OBJECTIVE: Your task is to reproduce the material exactly.

SUPPLIED MATERIAL:
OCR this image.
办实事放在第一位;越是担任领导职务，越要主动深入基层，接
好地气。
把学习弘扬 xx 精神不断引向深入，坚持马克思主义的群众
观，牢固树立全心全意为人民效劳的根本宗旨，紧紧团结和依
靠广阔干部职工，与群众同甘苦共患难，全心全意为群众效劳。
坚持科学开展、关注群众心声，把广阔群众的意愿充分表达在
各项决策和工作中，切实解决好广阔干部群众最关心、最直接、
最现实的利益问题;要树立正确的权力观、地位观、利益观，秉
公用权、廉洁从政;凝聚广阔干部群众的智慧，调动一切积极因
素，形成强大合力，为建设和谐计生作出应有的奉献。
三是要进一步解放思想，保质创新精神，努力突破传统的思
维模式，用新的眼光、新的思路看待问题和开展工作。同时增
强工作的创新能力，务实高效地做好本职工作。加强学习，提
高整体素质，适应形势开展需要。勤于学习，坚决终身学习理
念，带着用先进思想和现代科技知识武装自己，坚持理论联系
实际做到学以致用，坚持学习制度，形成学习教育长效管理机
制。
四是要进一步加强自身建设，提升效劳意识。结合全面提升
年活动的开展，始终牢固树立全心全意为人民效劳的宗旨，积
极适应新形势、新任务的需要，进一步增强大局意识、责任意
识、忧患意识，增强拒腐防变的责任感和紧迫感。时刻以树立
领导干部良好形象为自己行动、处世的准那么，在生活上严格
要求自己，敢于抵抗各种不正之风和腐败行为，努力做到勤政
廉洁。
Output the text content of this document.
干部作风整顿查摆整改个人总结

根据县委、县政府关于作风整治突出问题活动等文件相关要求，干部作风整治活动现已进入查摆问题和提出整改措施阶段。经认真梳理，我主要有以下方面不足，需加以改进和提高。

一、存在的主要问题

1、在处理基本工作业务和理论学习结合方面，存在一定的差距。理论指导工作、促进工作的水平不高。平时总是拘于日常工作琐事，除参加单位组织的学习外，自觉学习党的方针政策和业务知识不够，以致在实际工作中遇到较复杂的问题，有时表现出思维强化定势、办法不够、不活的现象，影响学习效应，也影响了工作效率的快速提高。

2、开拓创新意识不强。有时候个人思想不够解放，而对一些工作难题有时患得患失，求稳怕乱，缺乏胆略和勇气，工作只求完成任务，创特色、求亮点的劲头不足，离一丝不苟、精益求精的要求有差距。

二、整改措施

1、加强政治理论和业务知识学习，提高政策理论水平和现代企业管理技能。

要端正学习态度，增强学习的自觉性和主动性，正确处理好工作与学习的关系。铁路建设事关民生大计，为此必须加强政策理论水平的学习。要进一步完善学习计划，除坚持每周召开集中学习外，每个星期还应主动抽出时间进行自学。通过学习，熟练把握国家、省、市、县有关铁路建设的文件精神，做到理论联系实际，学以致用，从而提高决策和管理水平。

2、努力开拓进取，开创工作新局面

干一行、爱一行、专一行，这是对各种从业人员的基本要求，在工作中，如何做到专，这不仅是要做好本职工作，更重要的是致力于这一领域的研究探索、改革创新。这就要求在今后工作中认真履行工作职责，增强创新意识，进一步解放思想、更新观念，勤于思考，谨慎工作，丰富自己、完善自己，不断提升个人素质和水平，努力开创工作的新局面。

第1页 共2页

RESPONSE BELOW:
OCR this image.
办实事放在第一位;越是担任领导职务，越要主动深入基层，接
好地气。
把学习弘扬 xx 精神不断引向深入，坚持马克思主义的群众
观，牢固树立全心全意为人民效劳的根本宗旨，紧紧团结和依
靠广阔干部职工，与群众同甘苦共患难，全心全意为群众效劳。
坚持科学开展、关注群众心声，把广阔群众的意愿充分表达在
各项决策和工作中，切实解决好广阔干部群众最关心、最直接、
最现实的利益问题;要树立正确的权力观、地位观、利益观，秉
公用权、廉洁从政;凝聚广阔干部群众的智慧，调动一切积极因
素，形成强大合力，为建设和谐计生作出应有的奉献。
三是要进一步解放思想，保质创新精神，努力突破传统的思
维模式，用新的眼光、新的思路看待问题和开展工作。同时增
强工作的创新能力，务实高效地做好本职工作。加强学习，提
高整体素质，适应形势开展需要。勤于学习，坚决终身学习理
念，带着用先进思想和现代科技知识武装自己，坚持理论联系
实际做到学以致用，坚持学习制度，形成学习教育长效管理机
制。
四是要进一步加强自身建设，提升效劳意识。结合全面提升
年活动的开展，始终牢固树立全心全意为人民效劳的宗旨，积
极适应新形势、新任务的需要，进一步增强大局意识、责任意
识、忧患意识，增强拒腐防变的责任感和紧迫感。时刻以树立
领导干部良好形象为自己行动、处世的准那么，在生活上严格
要求自己，敢于抵抗各种不正之风和腐败行为，努力做到勤政
廉洁。
Output the text content of this document.
干部作风整顿查摆整改个人总结

根据县委、县政府关于作风整治突出问题活动等文件相关要求，干部作风整治活动现已进入查摆问题和提出整改措施阶段。经认真梳理，我主要有以下方面不足，需加以改进和提高。

一、存在的主要问题

1、在处理基本工作业务和理论学习结合方面，存在一定的差距。理论指导工作、促进工作的水平不高。平时总是拘于日常工作琐事，除参加单位组织的学习外，自觉学习党的方针政策和业务知识不够，以致在实际工作中遇到较复杂的问题，有时表现出思维强化定势、办法不够、不活的现象，影响学习效应，也影响了工作效率的快速提高。

2、开拓创新意识不强。有时候个人思想不够解放，而对一些工作难题有时患得患失，求稳怕乱，缺乏胆略和勇气，工作只求完成任务，创特色、求亮点的劲头不足，离一丝不苟、精益求精的要求有差距。

二、整改措施

1、加强政治理论和业务知识学习，提高政策理论水平和现代企业管理技能。

要端正学习态度，增强学习的自觉性和主动性，正确处理好工作与学习的关系。铁路建设事关民生大计，为此必须加强政策理论水平的学习。要进一步完善学习计划，除坚持每周召开集中学习外，每个星期还应主动抽出时间进行自学。通过学习，熟练把握国家、省、市、县有关铁路建设的文件精神，做到理论联系实际，学以致用，从而提高决策和管理水平。

2、努力开拓进取，开创工作新局面

干一行、爱一行、专一行，这是对各种从业人员的基本要求，在工作中，如何做到专，这不仅是要做好本职工作，更重要的是致力于这一领域的研究探索、改革创新。这就要求在今后工作中认真履行工作职责，增强创新意识，进一步解放思想、更新观念，勤于思考，谨慎工作，丰富自己、完善自己，不断提升个人素质和水平，努力开创工作的新局面。

第1页 共2页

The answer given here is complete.